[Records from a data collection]
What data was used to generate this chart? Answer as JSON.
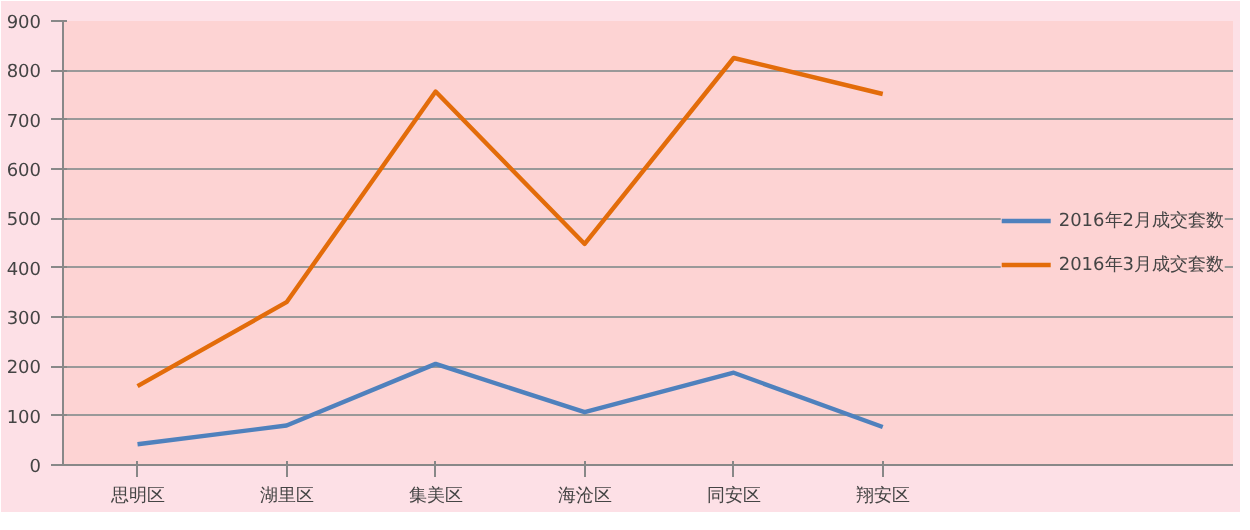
{
  "chart_data": {
    "type": "line",
    "categories": [
      "思明区",
      "湖里区",
      "集美区",
      "海沧区",
      "同安区",
      "翔安区"
    ],
    "series": [
      {
        "name": "2016年2月成交套数",
        "color": "#4f81bd",
        "values": [
          42,
          80,
          205,
          107,
          187,
          77
        ]
      },
      {
        "name": "2016年3月成交套数",
        "color": "#e36c0a",
        "values": [
          160,
          330,
          757,
          448,
          825,
          752
        ]
      }
    ],
    "ylim": [
      0,
      900
    ],
    "yticks": [
      0,
      100,
      200,
      300,
      400,
      500,
      600,
      700,
      800,
      900
    ],
    "grid": "y",
    "legend": "right",
    "marker": "none",
    "line_style": "solid"
  }
}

▶ [What you have to do]:
Omit the pictures. Output every record above word for word.

▶ [The output]:
What data was used to generate this chart? Answer as JSON.
{
  "chart_data": {
    "type": "line",
    "categories": [
      "思明区",
      "湖里区",
      "集美区",
      "海沧区",
      "同安区",
      "翔安区"
    ],
    "series": [
      {
        "name": "2016年2月成交套数",
        "color": "#4f81bd",
        "values": [
          42,
          80,
          205,
          107,
          187,
          77
        ]
      },
      {
        "name": "2016年3月成交套数",
        "color": "#e36c0a",
        "values": [
          160,
          330,
          757,
          448,
          825,
          752
        ]
      }
    ],
    "ylim": [
      0,
      900
    ],
    "yticks": [
      0,
      100,
      200,
      300,
      400,
      500,
      600,
      700,
      800,
      900
    ],
    "grid": "y",
    "legend": "right",
    "marker": "none",
    "line_style": "solid"
  }
}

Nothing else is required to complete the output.